AIM OF THE TASK: Here are some records; return them all exactly.

DATA FOR THE TASK:
============================================================
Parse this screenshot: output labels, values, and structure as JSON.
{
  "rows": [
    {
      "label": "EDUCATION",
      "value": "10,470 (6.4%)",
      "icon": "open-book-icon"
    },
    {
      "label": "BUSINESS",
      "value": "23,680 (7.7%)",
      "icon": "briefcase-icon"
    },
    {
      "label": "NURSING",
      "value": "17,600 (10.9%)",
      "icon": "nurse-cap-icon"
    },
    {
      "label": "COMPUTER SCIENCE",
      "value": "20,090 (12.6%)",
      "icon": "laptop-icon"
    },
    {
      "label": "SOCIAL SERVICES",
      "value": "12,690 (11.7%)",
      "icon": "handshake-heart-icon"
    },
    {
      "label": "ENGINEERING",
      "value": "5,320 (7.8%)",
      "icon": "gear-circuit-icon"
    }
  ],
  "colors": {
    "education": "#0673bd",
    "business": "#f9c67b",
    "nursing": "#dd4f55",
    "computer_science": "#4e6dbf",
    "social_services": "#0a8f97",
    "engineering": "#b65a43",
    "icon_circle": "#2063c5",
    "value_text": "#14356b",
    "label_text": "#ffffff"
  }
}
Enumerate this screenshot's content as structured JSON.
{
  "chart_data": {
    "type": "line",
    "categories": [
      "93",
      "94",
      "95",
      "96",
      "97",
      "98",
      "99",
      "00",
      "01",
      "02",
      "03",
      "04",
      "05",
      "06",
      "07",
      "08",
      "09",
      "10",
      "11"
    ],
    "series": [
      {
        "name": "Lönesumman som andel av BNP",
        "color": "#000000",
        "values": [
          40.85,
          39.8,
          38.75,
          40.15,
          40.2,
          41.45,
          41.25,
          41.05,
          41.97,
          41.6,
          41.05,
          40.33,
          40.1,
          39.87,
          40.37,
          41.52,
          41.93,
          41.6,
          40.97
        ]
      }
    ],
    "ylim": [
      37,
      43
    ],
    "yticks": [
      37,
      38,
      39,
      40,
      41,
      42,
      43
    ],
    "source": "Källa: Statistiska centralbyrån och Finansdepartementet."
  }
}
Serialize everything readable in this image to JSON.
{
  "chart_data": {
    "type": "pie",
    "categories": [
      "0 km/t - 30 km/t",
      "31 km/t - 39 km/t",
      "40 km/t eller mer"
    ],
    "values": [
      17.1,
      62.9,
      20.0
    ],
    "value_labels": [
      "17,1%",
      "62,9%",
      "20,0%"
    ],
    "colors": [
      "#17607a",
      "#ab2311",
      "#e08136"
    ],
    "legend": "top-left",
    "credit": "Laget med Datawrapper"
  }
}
============================================================
THE ANSWER:
Parse this screenshot: output labels, values, and structure as JSON.
{
  "rows": [
    {
      "label": "EDUCATION",
      "value": "10,470 (6.4%)",
      "icon": "open-book-icon"
    },
    {
      "label": "BUSINESS",
      "value": "23,680 (7.7%)",
      "icon": "briefcase-icon"
    },
    {
      "label": "NURSING",
      "value": "17,600 (10.9%)",
      "icon": "nurse-cap-icon"
    },
    {
      "label": "COMPUTER SCIENCE",
      "value": "20,090 (12.6%)",
      "icon": "laptop-icon"
    },
    {
      "label": "SOCIAL SERVICES",
      "value": "12,690 (11.7%)",
      "icon": "handshake-heart-icon"
    },
    {
      "label": "ENGINEERING",
      "value": "5,320 (7.8%)",
      "icon": "gear-circuit-icon"
    }
  ],
  "colors": {
    "education": "#0673bd",
    "business": "#f9c67b",
    "nursing": "#dd4f55",
    "computer_science": "#4e6dbf",
    "social_services": "#0a8f97",
    "engineering": "#b65a43",
    "icon_circle": "#2063c5",
    "value_text": "#14356b",
    "label_text": "#ffffff"
  }
}
Enumerate this screenshot's content as structured JSON.
{
  "chart_data": {
    "type": "line",
    "categories": [
      "93",
      "94",
      "95",
      "96",
      "97",
      "98",
      "99",
      "00",
      "01",
      "02",
      "03",
      "04",
      "05",
      "06",
      "07",
      "08",
      "09",
      "10",
      "11"
    ],
    "series": [
      {
        "name": "Lönesumman som andel av BNP",
        "color": "#000000",
        "values": [
          40.85,
          39.8,
          38.75,
          40.15,
          40.2,
          41.45,
          41.25,
          41.05,
          41.97,
          41.6,
          41.05,
          40.33,
          40.1,
          39.87,
          40.37,
          41.52,
          41.93,
          41.6,
          40.97
        ]
      }
    ],
    "ylim": [
      37,
      43
    ],
    "yticks": [
      37,
      38,
      39,
      40,
      41,
      42,
      43
    ],
    "source": "Källa: Statistiska centralbyrån och Finansdepartementet."
  }
}
Serialize everything readable in this image to JSON.
{
  "chart_data": {
    "type": "pie",
    "categories": [
      "0 km/t - 30 km/t",
      "31 km/t - 39 km/t",
      "40 km/t eller mer"
    ],
    "values": [
      17.1,
      62.9,
      20.0
    ],
    "value_labels": [
      "17,1%",
      "62,9%",
      "20,0%"
    ],
    "colors": [
      "#17607a",
      "#ab2311",
      "#e08136"
    ],
    "legend": "top-left",
    "credit": "Laget med Datawrapper"
  }
}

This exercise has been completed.